WHAT YOU WILL DO: Reproduce every row below word for word, omitting the pictures.

───── SOURCE DATA ─────

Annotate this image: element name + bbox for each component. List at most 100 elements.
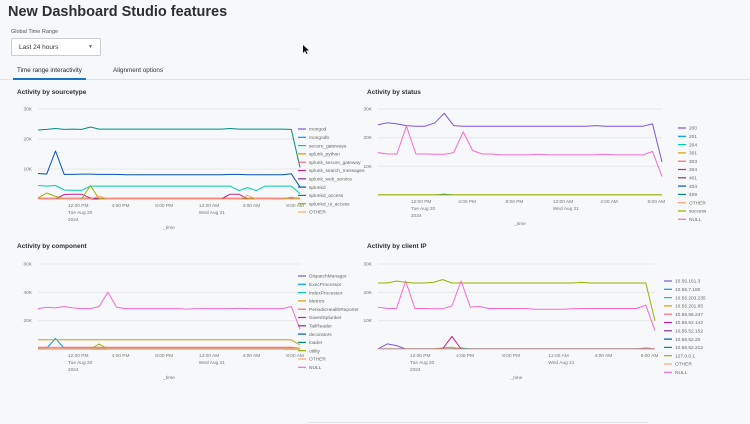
x-tick-label: 4:00 PM: [458, 199, 476, 205]
panel-activity-by-status: Activity by status 30K 20K 10K 12:00 PM Tue …: [363, 89, 747, 229]
legend-item[interactable]: splunk_search_messages: [298, 168, 365, 174]
x-tick-label: Wed Aug 21: [553, 206, 579, 212]
legend-item[interactable]: DispatchManager: [298, 274, 347, 280]
series-line-splunkd-access[interactable]: [37, 126, 301, 168]
x-tick-label: 8:00 AM: [286, 353, 304, 359]
legend-item[interactable]: splunkd: [298, 185, 326, 191]
legend-item[interactable]: 10.56.52.20: [664, 337, 701, 343]
legend-label: 204: [689, 142, 697, 148]
tab-alignment-options[interactable]: Alignment options: [113, 67, 164, 74]
legend-label: 10.56.52.142: [675, 320, 703, 326]
legend-item[interactable]: loader: [298, 340, 323, 346]
legend-label: OTHER: [309, 210, 326, 216]
x-tick-label: 2024: [68, 367, 79, 373]
legend-item[interactable]: splunk_secure_gateway: [298, 160, 361, 166]
legend-item[interactable]: splunk_python: [298, 152, 340, 158]
legend-item[interactable]: NULL: [664, 370, 688, 376]
legend-item[interactable]: splunk_web_service: [298, 177, 353, 183]
legend-item[interactable]: OTHER: [664, 362, 692, 368]
panel-title: Activity by client IP: [367, 243, 427, 250]
series-line-200[interactable]: [377, 112, 663, 163]
legend-item[interactable]: 204: [678, 142, 697, 148]
legend-item[interactable]: 201: [678, 134, 697, 140]
legend-label: 10.56.201.85: [675, 304, 703, 310]
x-tick-label: 8:00 AM: [641, 353, 659, 359]
scrollbar-track[interactable]: [308, 422, 648, 423]
legend-item[interactable]: OTHER: [298, 210, 326, 216]
legend-item[interactable]: 409: [678, 192, 697, 198]
x-tick-label: Wed Aug 21: [548, 360, 574, 366]
series-line-10-56-52-142[interactable]: [378, 335, 655, 350]
time-range-value: Last 24 hours: [19, 44, 59, 51]
legend-item[interactable]: 127.0.0.1: [664, 353, 695, 359]
legend-item[interactable]: success: [678, 210, 707, 215]
legend-item[interactable]: decorators: [298, 332, 332, 338]
page-title: New Dashboard Studio features: [8, 4, 228, 20]
series-line-periodichealthreporter[interactable]: [38, 346, 301, 349]
legend-item[interactable]: 401: [678, 176, 697, 182]
series-line-metrics[interactable]: [38, 339, 301, 346]
legend-item[interactable]: 10.56.201.85: [664, 304, 703, 310]
x-tick-label: 4:00 AM: [595, 353, 613, 359]
legend-item[interactable]: OTHER: [678, 200, 706, 206]
series-line-other[interactable]: [38, 194, 300, 200]
x-tick-label: 4:00 AM: [600, 199, 618, 205]
legend-item[interactable]: 10.56.52.152: [664, 329, 703, 335]
series-line-127-0-0-1[interactable]: [378, 279, 656, 321]
x-tick-label: 8:00 PM: [502, 353, 520, 359]
legend-label: 10.56.52.212: [675, 345, 703, 351]
x-tick-label: 2024: [68, 217, 79, 223]
legend-item[interactable]: IndexProcessor: [298, 290, 343, 296]
legend-item[interactable]: NULL: [678, 217, 702, 223]
legend-item[interactable]: utility: [298, 348, 321, 354]
legend-item[interactable]: 404: [678, 184, 697, 190]
legend-item[interactable]: PeriodicHealthReporter: [298, 307, 359, 313]
series-line-null[interactable]: [37, 291, 301, 330]
legend-item[interactable]: mongodb: [298, 135, 329, 141]
legend-item[interactable]: NULL: [298, 365, 322, 371]
legend-item[interactable]: 200: [678, 126, 697, 132]
legend-item[interactable]: SavedSplunker: [298, 315, 342, 321]
legend-item[interactable]: 304: [678, 167, 697, 173]
legend-item[interactable]: splunkd_access: [298, 193, 344, 199]
legend-item[interactable]: splunkd_ui_access: [298, 201, 350, 207]
x-tick-label: 12:00 PM: [411, 199, 432, 205]
x-tick-label: Tue Aug 20: [68, 360, 93, 366]
series-line-splunkd[interactable]: [37, 150, 301, 188]
panel-activity-by-sourcetype: Activity by sourcetype 30K 20K 10K 12:00 PM…: [17, 89, 365, 231]
legend-label: splunk_web_service: [309, 177, 353, 183]
x-tick-label: 8:00 PM: [155, 203, 173, 209]
legend-label: mongod: [309, 127, 327, 133]
series-line-null[interactable]: [377, 125, 663, 177]
legend-item[interactable]: 10.56.161.3: [664, 279, 701, 285]
legend-item[interactable]: Metrics: [298, 299, 325, 305]
x-tick-label: 12:00 PM: [68, 203, 89, 209]
x-axis-label: _time: [162, 225, 175, 231]
legend-item[interactable]: secure_gateways: [298, 143, 347, 149]
series-line-null[interactable]: [377, 280, 656, 331]
y-tick-label: 10K: [363, 164, 372, 170]
legend-item[interactable]: 301: [678, 151, 697, 157]
series-line-secure-gateways[interactable]: [37, 185, 301, 194]
legend-item[interactable]: 10.56.52.142: [664, 320, 703, 326]
tab-time-range-interactivity[interactable]: Time range interactivity: [13, 67, 86, 80]
legend-item[interactable]: 10.56.7.180: [664, 287, 701, 293]
legend-item[interactable]: ExecProcessor: [298, 282, 342, 288]
y-tick-label: 20K: [23, 137, 32, 143]
legend-item[interactable]: 303: [678, 159, 697, 165]
legend-item[interactable]: mongod: [298, 127, 327, 133]
legend-item[interactable]: 10.56.56.247: [664, 312, 703, 318]
x-tick-label: 12:00 AM: [199, 203, 219, 209]
legend-item[interactable]: OTHER: [298, 357, 326, 363]
legend-label: OTHER: [309, 357, 326, 363]
legend-item[interactable]: 10.56.203.235: [664, 295, 706, 301]
time-range-dropdown[interactable]: Last 24 hours ▼: [11, 38, 101, 56]
legend-item[interactable]: 10.56.52.212: [664, 345, 703, 351]
series-line-splunkd-ui-access[interactable]: [37, 185, 301, 200]
legend-item[interactable]: TailReader: [298, 324, 332, 330]
legend-label: 304: [689, 167, 697, 173]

─────

CORRECT ANSWER:
Annotate this image: element name + bbox for each component. List at most 100 elements.
x-tick-label: 4:00 PM: [458, 199, 476, 205]
panel-activity-by-status: Activity by status 30K 20K 10K 12:00 PM Tue …: [363, 89, 747, 229]
legend-item[interactable]: splunk_search_messages: [298, 168, 365, 174]
x-tick-label: Wed Aug 21: [553, 206, 579, 212]
legend-item[interactable]: DispatchManager: [298, 274, 347, 280]
series-line-splunkd-access[interactable]: [37, 126, 301, 168]
x-tick-label: 8:00 AM: [286, 353, 304, 359]
legend-item[interactable]: splunkd: [298, 185, 326, 191]
legend-item[interactable]: 10.56.52.20: [664, 337, 701, 343]
legend-label: 204: [689, 142, 697, 148]
tab-alignment-options[interactable]: Alignment options: [113, 67, 164, 74]
legend-label: 10.56.52.142: [675, 320, 703, 326]
legend-item[interactable]: loader: [298, 340, 323, 346]
legend-label: OTHER: [309, 210, 326, 216]
x-tick-label: 2024: [68, 367, 79, 373]
legend-item[interactable]: splunk_secure_gateway: [298, 160, 361, 166]
legend-item[interactable]: splunk_python: [298, 152, 340, 158]
legend-item[interactable]: NULL: [664, 370, 688, 376]
legend-item[interactable]: splunk_web_service: [298, 177, 353, 183]
legend-item[interactable]: OTHER: [664, 362, 692, 368]
panel-title: Activity by client IP: [367, 243, 427, 250]
series-line-200[interactable]: [377, 112, 663, 163]
legend-item[interactable]: 204: [678, 142, 697, 148]
legend-item[interactable]: 201: [678, 134, 697, 140]
legend-label: 10.56.201.85: [675, 304, 703, 310]
x-tick-label: 8:00 AM: [641, 353, 659, 359]
scrollbar-track[interactable]: [308, 422, 648, 423]
legend-item[interactable]: OTHER: [298, 210, 326, 216]
legend-item[interactable]: 409: [678, 192, 697, 198]
x-tick-label: Wed Aug 21: [548, 360, 574, 366]
series-line-10-56-52-142[interactable]: [378, 335, 655, 350]
time-range-value: Last 24 hours: [19, 44, 59, 51]
legend-item[interactable]: 127.0.0.1: [664, 353, 695, 359]
legend-item[interactable]: success: [678, 210, 707, 215]
legend-item[interactable]: decorators: [298, 332, 332, 338]
page-title: New Dashboard Studio features: [8, 4, 228, 20]
series-line-periodichealthreporter[interactable]: [38, 346, 301, 349]
legend-item[interactable]: 401: [678, 176, 697, 182]
series-line-metrics[interactable]: [38, 339, 301, 346]
legend-item[interactable]: 10.56.201.85: [664, 304, 703, 310]
x-tick-label: 4:00 AM: [595, 353, 613, 359]
legend-item[interactable]: OTHER: [678, 200, 706, 206]
series-line-other[interactable]: [38, 194, 300, 200]
x-tick-label: 4:00 AM: [600, 199, 618, 205]
legend-item[interactable]: 10.56.52.152: [664, 329, 703, 335]
series-line-127-0-0-1[interactable]: [378, 279, 656, 321]
x-tick-label: 8:00 PM: [502, 353, 520, 359]
legend-label: 10.56.52.212: [675, 345, 703, 351]
x-tick-label: 2024: [68, 217, 79, 223]
legend-item[interactable]: IndexProcessor: [298, 290, 343, 296]
legend-item[interactable]: NULL: [678, 217, 702, 223]
legend-item[interactable]: utility: [298, 348, 321, 354]
legend-item[interactable]: 404: [678, 184, 697, 190]
legend-item[interactable]: PeriodicHealthReporter: [298, 307, 359, 313]
series-line-null[interactable]: [37, 291, 301, 330]
legend-item[interactable]: mongodb: [298, 135, 329, 141]
legend-item[interactable]: NULL: [298, 365, 322, 371]
legend-item[interactable]: 200: [678, 126, 697, 132]
legend-item[interactable]: SavedSplunker: [298, 315, 342, 321]
legend-item[interactable]: 304: [678, 167, 697, 173]
legend-item[interactable]: splunkd_access: [298, 193, 344, 199]
legend-item[interactable]: splunkd_ui_access: [298, 201, 350, 207]
x-tick-label: 12:00 PM: [411, 199, 432, 205]
x-tick-label: Tue Aug 20: [68, 360, 93, 366]
series-line-splunkd[interactable]: [37, 150, 301, 188]
panel-activity-by-sourcetype: Activity by sourcetype 30K 20K 10K 12:00 PM…: [17, 89, 365, 231]
legend-label: splunk_web_service: [309, 177, 353, 183]
x-tick-label: 8:00 PM: [155, 203, 173, 209]
legend-label: mongod: [309, 127, 327, 133]
series-line-null[interactable]: [377, 125, 663, 177]
legend-item[interactable]: 10.56.161.3: [664, 279, 701, 285]
legend-item[interactable]: Metrics: [298, 299, 325, 305]
x-tick-label: 12:00 PM: [68, 203, 89, 209]
x-axis-label: _time: [162, 225, 175, 231]
legend-item[interactable]: secure_gateways: [298, 143, 347, 149]
series-line-null[interactable]: [377, 280, 656, 331]
y-tick-label: 10K: [363, 164, 372, 170]
legend-item[interactable]: 301: [678, 151, 697, 157]
series-line-secure-gateways[interactable]: [37, 185, 301, 194]
legend-item[interactable]: 10.56.52.142: [664, 320, 703, 326]
tab-time-range-interactivity[interactable]: Time range interactivity: [13, 67, 86, 80]
legend-item[interactable]: 10.56.7.180: [664, 287, 701, 293]
legend-item[interactable]: ExecProcessor: [298, 282, 342, 288]
y-tick-label: 20K: [23, 137, 32, 143]
legend-item[interactable]: 303: [678, 159, 697, 165]
legend-item[interactable]: mongod: [298, 127, 327, 133]
legend-item[interactable]: 10.56.56.247: [664, 312, 703, 318]
x-tick-label: 12:00 AM: [199, 203, 219, 209]
legend-item[interactable]: OTHER: [298, 357, 326, 363]
legend-label: OTHER: [309, 357, 326, 363]
legend-item[interactable]: 10.56.203.235: [664, 295, 706, 301]
time-range-dropdown[interactable]: Last 24 hours ▼: [11, 38, 101, 56]
legend-item[interactable]: 10.56.52.212: [664, 345, 703, 351]
series-line-splunkd-ui-access[interactable]: [37, 185, 301, 200]
legend-item[interactable]: TailReader: [298, 324, 332, 330]
legend-label: 304: [689, 167, 697, 173]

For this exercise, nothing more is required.